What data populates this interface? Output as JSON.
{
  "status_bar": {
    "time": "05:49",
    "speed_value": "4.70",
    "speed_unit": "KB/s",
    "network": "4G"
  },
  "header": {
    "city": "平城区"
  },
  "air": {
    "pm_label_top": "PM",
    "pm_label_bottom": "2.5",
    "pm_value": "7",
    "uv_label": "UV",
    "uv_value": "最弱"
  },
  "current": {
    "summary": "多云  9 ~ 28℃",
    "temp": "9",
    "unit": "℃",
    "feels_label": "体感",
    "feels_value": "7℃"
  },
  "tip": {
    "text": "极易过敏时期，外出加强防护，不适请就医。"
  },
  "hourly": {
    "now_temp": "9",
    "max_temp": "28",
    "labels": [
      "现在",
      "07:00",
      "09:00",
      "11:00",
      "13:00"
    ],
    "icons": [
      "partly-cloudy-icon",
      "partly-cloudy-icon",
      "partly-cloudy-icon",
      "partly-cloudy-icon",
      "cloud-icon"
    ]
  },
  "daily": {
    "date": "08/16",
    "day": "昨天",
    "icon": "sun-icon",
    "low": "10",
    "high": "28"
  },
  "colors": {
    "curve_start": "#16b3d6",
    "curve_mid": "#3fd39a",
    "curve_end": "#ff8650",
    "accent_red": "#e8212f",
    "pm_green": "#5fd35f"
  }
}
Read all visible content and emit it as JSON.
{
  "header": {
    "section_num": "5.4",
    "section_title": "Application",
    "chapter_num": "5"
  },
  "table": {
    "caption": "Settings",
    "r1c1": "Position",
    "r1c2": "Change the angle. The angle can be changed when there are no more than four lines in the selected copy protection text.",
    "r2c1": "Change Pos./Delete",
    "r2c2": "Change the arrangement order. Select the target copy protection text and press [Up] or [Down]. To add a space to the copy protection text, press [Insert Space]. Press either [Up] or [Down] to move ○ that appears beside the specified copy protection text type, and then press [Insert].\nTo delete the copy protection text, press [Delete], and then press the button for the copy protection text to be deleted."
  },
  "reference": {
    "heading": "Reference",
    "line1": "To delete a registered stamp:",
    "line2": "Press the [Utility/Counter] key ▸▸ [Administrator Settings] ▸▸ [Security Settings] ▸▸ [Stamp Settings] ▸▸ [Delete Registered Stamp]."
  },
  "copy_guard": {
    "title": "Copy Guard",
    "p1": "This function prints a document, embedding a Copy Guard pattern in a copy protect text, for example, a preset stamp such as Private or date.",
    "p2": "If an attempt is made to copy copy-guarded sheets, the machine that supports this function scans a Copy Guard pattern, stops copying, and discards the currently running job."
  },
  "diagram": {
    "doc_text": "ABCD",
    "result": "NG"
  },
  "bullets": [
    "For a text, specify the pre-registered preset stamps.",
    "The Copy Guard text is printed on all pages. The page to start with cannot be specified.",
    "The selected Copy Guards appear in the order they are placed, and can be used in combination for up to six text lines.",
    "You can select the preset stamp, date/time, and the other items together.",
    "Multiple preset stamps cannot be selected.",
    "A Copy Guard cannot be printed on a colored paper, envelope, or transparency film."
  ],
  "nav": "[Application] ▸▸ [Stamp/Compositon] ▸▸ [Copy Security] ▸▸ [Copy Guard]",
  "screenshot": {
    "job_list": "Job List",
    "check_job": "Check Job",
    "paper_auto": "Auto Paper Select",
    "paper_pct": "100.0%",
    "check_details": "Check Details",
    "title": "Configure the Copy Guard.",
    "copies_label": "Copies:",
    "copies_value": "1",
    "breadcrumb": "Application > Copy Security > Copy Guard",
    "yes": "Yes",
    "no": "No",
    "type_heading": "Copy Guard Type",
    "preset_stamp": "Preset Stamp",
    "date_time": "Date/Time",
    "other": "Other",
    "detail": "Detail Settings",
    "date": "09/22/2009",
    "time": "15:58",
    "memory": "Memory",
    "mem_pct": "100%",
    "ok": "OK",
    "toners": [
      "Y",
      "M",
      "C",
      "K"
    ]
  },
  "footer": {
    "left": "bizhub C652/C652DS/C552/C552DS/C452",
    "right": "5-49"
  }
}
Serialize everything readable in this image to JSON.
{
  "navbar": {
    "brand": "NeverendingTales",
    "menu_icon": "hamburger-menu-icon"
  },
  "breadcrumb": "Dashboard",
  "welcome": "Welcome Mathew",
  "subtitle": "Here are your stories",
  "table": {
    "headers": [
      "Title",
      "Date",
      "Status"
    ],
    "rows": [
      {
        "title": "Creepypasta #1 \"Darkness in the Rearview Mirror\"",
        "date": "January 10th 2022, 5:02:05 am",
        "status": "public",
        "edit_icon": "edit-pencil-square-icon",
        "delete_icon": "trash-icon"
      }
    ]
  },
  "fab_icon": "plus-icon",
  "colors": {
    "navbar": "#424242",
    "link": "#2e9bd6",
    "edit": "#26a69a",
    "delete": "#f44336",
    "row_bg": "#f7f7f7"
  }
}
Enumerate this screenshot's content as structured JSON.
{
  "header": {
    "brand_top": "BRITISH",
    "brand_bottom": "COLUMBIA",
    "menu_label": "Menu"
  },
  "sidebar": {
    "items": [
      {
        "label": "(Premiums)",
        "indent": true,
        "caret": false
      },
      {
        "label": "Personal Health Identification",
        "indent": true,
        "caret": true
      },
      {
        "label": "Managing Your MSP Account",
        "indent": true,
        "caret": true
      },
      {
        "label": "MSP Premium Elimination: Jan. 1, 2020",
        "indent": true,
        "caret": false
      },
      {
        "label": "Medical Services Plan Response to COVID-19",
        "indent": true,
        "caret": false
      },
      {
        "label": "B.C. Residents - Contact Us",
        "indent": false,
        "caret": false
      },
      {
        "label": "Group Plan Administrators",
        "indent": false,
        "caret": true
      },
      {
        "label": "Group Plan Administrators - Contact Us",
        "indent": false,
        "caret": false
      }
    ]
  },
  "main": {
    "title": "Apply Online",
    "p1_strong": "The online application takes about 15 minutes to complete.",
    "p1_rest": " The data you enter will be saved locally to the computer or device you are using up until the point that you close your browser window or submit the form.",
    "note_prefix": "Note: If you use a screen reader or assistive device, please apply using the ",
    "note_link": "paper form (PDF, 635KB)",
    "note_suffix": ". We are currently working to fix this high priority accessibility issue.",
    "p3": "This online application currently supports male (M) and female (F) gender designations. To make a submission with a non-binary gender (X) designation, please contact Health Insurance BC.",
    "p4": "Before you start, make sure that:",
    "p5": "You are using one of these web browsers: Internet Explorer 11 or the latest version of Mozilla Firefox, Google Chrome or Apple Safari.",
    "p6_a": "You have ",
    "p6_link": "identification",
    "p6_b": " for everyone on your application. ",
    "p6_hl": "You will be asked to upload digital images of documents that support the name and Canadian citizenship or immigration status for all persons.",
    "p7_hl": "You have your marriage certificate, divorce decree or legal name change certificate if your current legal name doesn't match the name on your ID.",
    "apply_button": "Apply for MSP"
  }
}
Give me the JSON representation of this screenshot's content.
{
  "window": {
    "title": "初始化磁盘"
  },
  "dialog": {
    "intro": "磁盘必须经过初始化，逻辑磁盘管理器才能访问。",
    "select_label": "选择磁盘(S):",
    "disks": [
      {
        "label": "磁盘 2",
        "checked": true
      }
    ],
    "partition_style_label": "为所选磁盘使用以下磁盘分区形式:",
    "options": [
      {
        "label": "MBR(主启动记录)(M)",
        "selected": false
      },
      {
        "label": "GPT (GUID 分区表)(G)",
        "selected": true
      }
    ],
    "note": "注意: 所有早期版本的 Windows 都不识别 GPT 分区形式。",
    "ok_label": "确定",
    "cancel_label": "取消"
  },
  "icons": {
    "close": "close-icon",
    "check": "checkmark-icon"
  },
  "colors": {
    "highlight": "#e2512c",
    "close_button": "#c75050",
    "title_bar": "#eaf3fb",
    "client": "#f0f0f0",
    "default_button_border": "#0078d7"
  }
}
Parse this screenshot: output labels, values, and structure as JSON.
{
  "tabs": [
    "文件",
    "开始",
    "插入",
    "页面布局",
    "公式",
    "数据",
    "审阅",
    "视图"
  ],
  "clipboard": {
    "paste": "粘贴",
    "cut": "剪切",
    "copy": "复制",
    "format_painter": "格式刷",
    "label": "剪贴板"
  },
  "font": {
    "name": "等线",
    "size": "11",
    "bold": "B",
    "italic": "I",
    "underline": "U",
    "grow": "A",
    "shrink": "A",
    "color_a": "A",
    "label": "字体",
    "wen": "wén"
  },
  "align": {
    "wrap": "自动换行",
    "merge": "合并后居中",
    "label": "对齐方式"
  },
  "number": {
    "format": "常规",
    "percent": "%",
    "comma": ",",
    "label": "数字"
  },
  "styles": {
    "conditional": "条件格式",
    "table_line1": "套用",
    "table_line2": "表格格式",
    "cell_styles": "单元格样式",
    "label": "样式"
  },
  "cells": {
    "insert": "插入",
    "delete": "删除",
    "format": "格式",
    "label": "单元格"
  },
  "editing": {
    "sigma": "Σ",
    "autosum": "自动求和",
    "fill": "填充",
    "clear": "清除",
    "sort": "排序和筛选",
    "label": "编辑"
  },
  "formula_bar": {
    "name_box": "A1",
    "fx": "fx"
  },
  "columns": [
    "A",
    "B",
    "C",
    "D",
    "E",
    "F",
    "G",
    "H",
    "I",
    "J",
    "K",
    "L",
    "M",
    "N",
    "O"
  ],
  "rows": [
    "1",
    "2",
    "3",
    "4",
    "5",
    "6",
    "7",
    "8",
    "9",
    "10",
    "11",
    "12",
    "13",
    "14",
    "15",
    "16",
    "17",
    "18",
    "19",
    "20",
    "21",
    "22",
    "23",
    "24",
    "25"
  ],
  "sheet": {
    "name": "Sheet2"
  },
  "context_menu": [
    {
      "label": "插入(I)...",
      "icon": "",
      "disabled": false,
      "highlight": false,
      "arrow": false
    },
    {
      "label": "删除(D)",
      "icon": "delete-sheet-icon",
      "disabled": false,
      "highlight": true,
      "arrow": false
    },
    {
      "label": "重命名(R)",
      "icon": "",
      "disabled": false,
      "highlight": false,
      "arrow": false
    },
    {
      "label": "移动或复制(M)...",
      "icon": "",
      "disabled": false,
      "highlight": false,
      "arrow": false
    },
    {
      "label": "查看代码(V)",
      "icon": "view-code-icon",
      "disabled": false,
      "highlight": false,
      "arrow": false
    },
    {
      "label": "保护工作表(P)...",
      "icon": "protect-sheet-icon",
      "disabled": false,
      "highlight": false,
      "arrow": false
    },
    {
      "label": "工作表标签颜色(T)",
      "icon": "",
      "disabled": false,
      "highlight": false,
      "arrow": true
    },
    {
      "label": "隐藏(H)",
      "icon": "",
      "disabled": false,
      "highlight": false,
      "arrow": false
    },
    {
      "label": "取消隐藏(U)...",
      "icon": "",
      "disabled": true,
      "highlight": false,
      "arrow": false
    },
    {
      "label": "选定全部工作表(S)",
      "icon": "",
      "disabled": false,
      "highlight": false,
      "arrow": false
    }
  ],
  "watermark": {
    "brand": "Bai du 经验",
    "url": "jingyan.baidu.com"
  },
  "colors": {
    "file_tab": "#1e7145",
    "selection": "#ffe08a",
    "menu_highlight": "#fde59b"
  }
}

※

■ **EXERCISE TASK**
Lines containing the word "make" must all be returned from the material above.

■ **RESPONSE BELOW**
    "p3": "This online application currently supports male (M) and female (F) gender designations. To make a submission with a non-binary gender (X) designation, please contact Health Insurance BC.",
    "p4": "Before you start, make sure that:",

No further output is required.